╭─ Texte fourni

De l'ensemble du paragraphe, on peut clairement voir que Wang a pris une section hors contexte pour convenir à son propos, déformant ainsi grossièrement les vues de Trotski. Il a présenté un petit extrait de la dernière partie du paragraphe, et non les vues fondamentales de Trotski sur la question de la guérilla. La position fondamentale de Trotski était : « La politique des staliniens envers ces détachements est une politique d’aventurisme bureaucratique criminel. Cette politique doit être impitoyablement exposée. Nous ne devons pas partager ou encourager les illusions des dirigeants et des participants des détachements de partisans. Nous devons leur expliquer que sans une révolution prolétarienne et la prise du pouvoir par les travailleurs, les détachements partisans de la paysannerie ne peuvent pas ouvrir la voie à la victoire. . . Naturellement, nous ne pouvons pas mettre nos propres forces dans la guerre de partisan - nous avons actuellement un autre domaine d’activité et d’autres tâches. »

Dans cette lettre, Trotski n’a pas précisé ce que notre domaine d’activité devrait être, ou nommer nos tâches. Cependant, il les avait couverts dans d’autres documents. Dans son article « La question chinoise après le sixième congrès », il a avancé le programme suivant de revendications démocratiques pour la période à venir ; à savoir, la journée de travail de huit heures ; liberté totale d'expression, de la presse et du droit de grève; confiscation de la terre; pleine indépendance nationale pour la Chine; une assemblée constituante dotée de pleins pouvoirs, élue au suffrage universel, égal et direct exercée au scrutin secret. Équipés de ces slogans, les opposants de gauche en Chine seraient en mesure de réorganiser les travailleurs et les paysans dans leur lutte contre la dictature militaire de Tchang Kaï-chek. Ce sont les tâches que nous nous sommes acharnés à réaliser.

Wang ne comprend pas les vues fondamentales de Trotski concernant la politique aventuriste de Staline. Il ne comprend pas non plus l’importance des slogans élaborés par Trotski pour les oppositionnels de gauche chinois. Il cite quelques phrases du paragraphe de Trotski, et affirme que « Trotski a conseillé à plusieurs reprises à ses partisans chinois (si les circonstances le permettaient) de soutenir et si possible de participer à des luttes armées contre le Kuomintang ... » Comment expliquer l'insistance de Trotski à attaquer la « politique stalinienne envers ces détachements » comme « une politique d'aventurisme bureaucratique criminel » et son insistance sur le fait que « sans une révolution prolétarienne et la prise du pouvoir par les travailleurs, les détachements de paysans ne pourront ouvrir la voie à la victoire » ? Et comment expliquer le commentaire de Trotski, « Naturellement, nous ne pouvons pas jeter nos propres forces dans la guerre de partisan - à l'heure actuelle, nous avons un autre domaine d'activité et d'autres tâches » ?

╰─

Consigne 1.
Répondez à ces questions sur l'extrait sur Trotski :
(a) Comment Trotski qualifie-t-il la politique des staliniens envers les détachements de partisans ?
(b) Dans quel article Trotski a-t-il avancé son programme de revendications démocratiques ?
(c) Contre la dictature militaire de qui les opposants de gauche devaient-ils réorganiser les travailleurs et les paysans ?
L'extrait sur Trotski et les enregistrements sont deux documents sans lien entre eux.

╭─ Données extraites

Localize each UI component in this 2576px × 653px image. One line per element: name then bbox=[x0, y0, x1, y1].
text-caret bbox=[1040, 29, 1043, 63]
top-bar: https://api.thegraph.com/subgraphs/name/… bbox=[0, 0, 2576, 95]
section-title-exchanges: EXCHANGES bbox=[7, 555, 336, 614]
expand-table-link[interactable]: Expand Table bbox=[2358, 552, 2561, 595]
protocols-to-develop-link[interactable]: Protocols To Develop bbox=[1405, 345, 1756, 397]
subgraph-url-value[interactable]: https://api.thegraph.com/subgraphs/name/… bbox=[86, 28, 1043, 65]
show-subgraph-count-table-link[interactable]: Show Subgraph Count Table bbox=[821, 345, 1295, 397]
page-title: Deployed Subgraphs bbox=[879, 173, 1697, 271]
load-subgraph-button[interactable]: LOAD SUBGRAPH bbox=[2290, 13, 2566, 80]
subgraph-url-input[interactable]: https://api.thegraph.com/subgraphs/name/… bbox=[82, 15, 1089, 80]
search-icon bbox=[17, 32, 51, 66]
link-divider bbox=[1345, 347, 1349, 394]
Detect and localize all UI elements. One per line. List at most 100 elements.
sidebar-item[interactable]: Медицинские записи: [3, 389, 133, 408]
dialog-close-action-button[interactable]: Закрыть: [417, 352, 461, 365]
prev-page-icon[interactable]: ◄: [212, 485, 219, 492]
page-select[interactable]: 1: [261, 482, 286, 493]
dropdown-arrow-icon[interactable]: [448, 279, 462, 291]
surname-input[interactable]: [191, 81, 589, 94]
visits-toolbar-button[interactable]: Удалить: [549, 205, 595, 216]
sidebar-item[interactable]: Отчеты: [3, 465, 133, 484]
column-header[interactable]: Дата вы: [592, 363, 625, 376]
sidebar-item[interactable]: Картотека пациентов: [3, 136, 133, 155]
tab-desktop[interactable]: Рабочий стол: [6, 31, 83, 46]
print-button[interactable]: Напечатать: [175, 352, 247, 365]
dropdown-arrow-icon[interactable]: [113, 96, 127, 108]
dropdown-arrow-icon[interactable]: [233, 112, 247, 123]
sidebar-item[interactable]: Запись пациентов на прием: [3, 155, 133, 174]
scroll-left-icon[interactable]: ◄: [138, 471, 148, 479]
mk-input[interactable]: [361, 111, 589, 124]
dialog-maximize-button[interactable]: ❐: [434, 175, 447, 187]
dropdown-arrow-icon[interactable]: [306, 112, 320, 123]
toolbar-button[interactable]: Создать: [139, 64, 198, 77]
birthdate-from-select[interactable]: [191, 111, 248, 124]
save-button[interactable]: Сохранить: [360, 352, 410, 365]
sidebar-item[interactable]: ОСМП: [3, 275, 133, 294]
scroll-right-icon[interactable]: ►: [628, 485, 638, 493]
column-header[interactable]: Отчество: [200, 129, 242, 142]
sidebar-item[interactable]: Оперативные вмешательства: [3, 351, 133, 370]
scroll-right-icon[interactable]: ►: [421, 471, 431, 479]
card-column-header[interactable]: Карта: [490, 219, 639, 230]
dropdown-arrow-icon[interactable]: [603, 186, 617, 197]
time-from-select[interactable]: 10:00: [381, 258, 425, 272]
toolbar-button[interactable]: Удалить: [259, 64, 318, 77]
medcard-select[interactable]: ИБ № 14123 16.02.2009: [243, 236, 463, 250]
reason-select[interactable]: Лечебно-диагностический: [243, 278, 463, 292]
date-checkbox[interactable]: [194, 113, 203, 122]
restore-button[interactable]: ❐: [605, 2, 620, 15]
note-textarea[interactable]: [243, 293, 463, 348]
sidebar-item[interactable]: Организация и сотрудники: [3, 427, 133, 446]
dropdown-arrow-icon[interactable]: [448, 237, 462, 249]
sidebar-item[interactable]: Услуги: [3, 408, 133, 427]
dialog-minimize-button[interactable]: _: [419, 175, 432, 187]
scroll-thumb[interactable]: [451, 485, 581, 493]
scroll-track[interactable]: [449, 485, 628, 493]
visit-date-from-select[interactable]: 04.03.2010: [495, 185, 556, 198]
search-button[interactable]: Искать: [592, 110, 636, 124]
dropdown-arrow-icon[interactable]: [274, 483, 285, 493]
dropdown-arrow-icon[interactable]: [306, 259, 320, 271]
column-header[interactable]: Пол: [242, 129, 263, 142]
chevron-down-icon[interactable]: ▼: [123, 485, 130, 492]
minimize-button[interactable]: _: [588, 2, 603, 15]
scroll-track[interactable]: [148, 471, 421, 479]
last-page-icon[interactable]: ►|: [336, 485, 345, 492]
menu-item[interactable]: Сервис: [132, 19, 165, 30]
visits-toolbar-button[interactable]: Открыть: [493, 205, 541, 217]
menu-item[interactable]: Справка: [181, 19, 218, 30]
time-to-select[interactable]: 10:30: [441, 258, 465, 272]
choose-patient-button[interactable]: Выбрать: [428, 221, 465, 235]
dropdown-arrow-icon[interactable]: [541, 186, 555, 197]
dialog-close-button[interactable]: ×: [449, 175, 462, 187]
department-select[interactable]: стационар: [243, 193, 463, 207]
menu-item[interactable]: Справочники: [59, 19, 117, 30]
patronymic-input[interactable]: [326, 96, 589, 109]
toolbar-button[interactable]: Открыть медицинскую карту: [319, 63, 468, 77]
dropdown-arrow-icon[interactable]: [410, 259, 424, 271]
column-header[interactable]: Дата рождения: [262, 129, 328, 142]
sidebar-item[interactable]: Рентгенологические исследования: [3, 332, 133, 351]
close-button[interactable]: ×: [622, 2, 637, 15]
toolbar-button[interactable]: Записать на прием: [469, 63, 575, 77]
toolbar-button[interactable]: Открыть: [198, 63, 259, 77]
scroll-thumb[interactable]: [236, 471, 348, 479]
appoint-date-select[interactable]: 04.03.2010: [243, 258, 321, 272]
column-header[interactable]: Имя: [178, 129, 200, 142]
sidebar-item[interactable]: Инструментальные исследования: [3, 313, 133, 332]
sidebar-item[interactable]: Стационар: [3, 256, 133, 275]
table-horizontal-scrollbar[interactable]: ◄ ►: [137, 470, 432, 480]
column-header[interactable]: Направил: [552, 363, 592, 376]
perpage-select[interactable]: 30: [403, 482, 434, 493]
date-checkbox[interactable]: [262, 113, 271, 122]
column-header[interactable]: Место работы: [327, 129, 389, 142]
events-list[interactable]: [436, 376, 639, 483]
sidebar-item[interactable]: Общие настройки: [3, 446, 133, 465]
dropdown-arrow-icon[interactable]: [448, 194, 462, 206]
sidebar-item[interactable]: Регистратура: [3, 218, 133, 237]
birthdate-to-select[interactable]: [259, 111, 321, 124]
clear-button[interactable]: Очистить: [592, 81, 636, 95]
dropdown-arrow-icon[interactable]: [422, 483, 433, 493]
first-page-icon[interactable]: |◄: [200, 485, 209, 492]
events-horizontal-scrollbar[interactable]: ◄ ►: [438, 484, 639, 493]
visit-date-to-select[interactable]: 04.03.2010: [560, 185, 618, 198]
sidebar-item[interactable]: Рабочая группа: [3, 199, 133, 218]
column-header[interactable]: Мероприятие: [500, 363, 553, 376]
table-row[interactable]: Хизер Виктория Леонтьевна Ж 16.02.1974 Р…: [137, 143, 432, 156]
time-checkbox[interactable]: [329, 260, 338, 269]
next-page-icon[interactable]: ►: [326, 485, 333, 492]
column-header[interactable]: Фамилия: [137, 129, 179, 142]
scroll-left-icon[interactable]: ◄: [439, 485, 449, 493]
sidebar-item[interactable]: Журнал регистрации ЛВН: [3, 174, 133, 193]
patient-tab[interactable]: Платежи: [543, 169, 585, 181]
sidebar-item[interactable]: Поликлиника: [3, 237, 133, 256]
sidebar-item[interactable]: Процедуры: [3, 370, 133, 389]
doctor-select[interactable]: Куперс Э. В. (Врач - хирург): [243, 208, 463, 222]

╰─

Consigne 2.
Recopiez les enregistrements en commençant au tout début et en finissant à la ligne qui contient « section-title-exchanges: EXCHANGES bbox=[7, 555, 336, 614] », incluse. Remplacez « top-bar » par « barre-superieure » sans rien modifier d'autre.

Réponse complète 1.
(a) Comme « une politique d'aventurisme bureaucratique criminel ».
(b) Dans « La question chinoise après le sixième congrès ».
(c) Contre celle de Tchang Kaï-chek.

Réponse complète 2.
Localize each UI component in this 2576px × 653px image. One line per element: name then bbox=[x0, y0, x1, y1].
text-caret bbox=[1040, 29, 1043, 63]
barre-superieure: https://api.thegraph.com/subgraphs/name/… bbox=[0, 0, 2576, 95]
section-title-exchanges: EXCHANGES bbox=[7, 555, 336, 614]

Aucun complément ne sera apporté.